**WHAT IS NEEDED**
Print out the entries below with no edits.
======== PROVIDED DATA
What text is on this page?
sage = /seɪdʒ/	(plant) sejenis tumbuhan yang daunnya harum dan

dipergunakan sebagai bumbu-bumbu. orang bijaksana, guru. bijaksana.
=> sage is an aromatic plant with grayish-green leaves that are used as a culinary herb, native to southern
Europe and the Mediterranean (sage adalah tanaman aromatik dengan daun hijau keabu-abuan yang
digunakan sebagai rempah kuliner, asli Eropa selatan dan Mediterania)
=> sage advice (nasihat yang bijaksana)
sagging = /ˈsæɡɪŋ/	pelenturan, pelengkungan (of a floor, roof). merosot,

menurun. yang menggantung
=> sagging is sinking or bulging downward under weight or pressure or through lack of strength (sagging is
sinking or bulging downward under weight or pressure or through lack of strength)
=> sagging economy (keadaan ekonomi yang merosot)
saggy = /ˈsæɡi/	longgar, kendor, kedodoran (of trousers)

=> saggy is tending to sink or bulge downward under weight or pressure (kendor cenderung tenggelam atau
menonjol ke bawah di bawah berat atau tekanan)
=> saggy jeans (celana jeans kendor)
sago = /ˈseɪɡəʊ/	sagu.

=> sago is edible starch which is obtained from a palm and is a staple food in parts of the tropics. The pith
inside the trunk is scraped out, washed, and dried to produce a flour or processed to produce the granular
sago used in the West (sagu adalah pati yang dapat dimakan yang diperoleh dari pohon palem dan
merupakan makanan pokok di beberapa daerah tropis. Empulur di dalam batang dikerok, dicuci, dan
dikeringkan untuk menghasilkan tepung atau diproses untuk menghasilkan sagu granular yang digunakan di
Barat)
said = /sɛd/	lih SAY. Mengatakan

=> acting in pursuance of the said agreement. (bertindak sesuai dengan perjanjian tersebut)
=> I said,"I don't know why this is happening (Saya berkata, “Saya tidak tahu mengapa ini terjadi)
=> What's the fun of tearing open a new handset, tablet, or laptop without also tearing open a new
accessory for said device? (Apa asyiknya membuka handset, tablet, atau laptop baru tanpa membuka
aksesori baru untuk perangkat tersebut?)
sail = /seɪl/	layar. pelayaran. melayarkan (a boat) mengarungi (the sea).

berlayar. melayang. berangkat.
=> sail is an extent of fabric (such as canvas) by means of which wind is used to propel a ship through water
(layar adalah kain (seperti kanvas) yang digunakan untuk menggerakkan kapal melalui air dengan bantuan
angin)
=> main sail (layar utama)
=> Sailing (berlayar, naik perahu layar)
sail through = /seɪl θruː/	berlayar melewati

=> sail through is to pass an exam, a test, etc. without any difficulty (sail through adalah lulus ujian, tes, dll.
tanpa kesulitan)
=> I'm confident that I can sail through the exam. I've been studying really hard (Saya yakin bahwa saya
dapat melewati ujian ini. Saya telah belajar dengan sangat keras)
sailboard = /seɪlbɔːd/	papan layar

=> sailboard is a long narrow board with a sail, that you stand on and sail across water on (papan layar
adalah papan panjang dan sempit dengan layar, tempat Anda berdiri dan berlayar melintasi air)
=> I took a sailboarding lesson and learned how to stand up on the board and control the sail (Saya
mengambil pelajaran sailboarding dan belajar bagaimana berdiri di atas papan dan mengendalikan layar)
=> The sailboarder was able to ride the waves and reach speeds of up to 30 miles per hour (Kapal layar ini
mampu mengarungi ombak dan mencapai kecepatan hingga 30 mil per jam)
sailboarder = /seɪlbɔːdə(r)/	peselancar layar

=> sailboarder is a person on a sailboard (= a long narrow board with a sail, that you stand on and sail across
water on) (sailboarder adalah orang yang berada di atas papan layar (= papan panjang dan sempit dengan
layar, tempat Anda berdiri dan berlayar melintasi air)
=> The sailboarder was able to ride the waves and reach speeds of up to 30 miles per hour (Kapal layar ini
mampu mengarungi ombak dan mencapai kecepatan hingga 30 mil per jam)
================
**SOLUTION TO THE EXERCISE**
What text is on this page?
sage = /seɪdʒ/	(plant) sejenis tumbuhan yang daunnya harum dan

dipergunakan sebagai bumbu-bumbu. orang bijaksana, guru. bijaksana.
=> sage is an aromatic plant with grayish-green leaves that are used as a culinary herb, native to southern
Europe and the Mediterranean (sage adalah tanaman aromatik dengan daun hijau keabu-abuan yang
digunakan sebagai rempah kuliner, asli Eropa selatan dan Mediterania)
=> sage advice (nasihat yang bijaksana)
sagging = /ˈsæɡɪŋ/	pelenturan, pelengkungan (of a floor, roof). merosot,

menurun. yang menggantung
=> sagging is sinking or bulging downward under weight or pressure or through lack of strength (sagging is
sinking or bulging downward under weight or pressure or through lack of strength)
=> sagging economy (keadaan ekonomi yang merosot)
saggy = /ˈsæɡi/	longgar, kendor, kedodoran (of trousers)

=> saggy is tending to sink or bulge downward under weight or pressure (kendor cenderung tenggelam atau
menonjol ke bawah di bawah berat atau tekanan)
=> saggy jeans (celana jeans kendor)
sago = /ˈseɪɡəʊ/	sagu.

=> sago is edible starch which is obtained from a palm and is a staple food in parts of the tropics. The pith
inside the trunk is scraped out, washed, and dried to produce a flour or processed to produce the granular
sago used in the West (sagu adalah pati yang dapat dimakan yang diperoleh dari pohon palem dan
merupakan makanan pokok di beberapa daerah tropis. Empulur di dalam batang dikerok, dicuci, dan
dikeringkan untuk menghasilkan tepung atau diproses untuk menghasilkan sagu granular yang digunakan di
Barat)
said = /sɛd/	lih SAY. Mengatakan

=> acting in pursuance of the said agreement. (bertindak sesuai dengan perjanjian tersebut)
=> I said,"I don't know why this is happening (Saya berkata, “Saya tidak tahu mengapa ini terjadi)
=> What's the fun of tearing open a new handset, tablet, or laptop without also tearing open a new
accessory for said device? (Apa asyiknya membuka handset, tablet, atau laptop baru tanpa membuka
aksesori baru untuk perangkat tersebut?)
sail = /seɪl/	layar. pelayaran. melayarkan (a boat) mengarungi (the sea).

berlayar. melayang. berangkat.
=> sail is an extent of fabric (such as canvas) by means of which wind is used to propel a ship through water
(layar adalah kain (seperti kanvas) yang digunakan untuk menggerakkan kapal melalui air dengan bantuan
angin)
=> main sail (layar utama)
=> Sailing (berlayar, naik perahu layar)
sail through = /seɪl θruː/	berlayar melewati

=> sail through is to pass an exam, a test, etc. without any difficulty (sail through adalah lulus ujian, tes, dll.
tanpa kesulitan)
=> I'm confident that I can sail through the exam. I've been studying really hard (Saya yakin bahwa saya
dapat melewati ujian ini. Saya telah belajar dengan sangat keras)
sailboard = /seɪlbɔːd/	papan layar

=> sailboard is a long narrow board with a sail, that you stand on and sail across water on (papan layar
adalah papan panjang dan sempit dengan layar, tempat Anda berdiri dan berlayar melintasi air)
=> I took a sailboarding lesson and learned how to stand up on the board and control the sail (Saya
mengambil pelajaran sailboarding dan belajar bagaimana berdiri di atas papan dan mengendalikan layar)
=> The sailboarder was able to ride the waves and reach speeds of up to 30 miles per hour (Kapal layar ini
mampu mengarungi ombak dan mencapai kecepatan hingga 30 mil per jam)
sailboarder = /seɪlbɔːdə(r)/	peselancar layar

=> sailboarder is a person on a sailboard (= a long narrow board with a sail, that you stand on and sail across
water on) (sailboarder adalah orang yang berada di atas papan layar (= papan panjang dan sempit dengan
layar, tempat Anda berdiri dan berlayar melintasi air)
=> The sailboarder was able to ride the waves and reach speeds of up to 30 miles per hour (Kapal layar ini
mampu mengarungi ombak dan mencapai kecepatan hingga 30 mil per jam)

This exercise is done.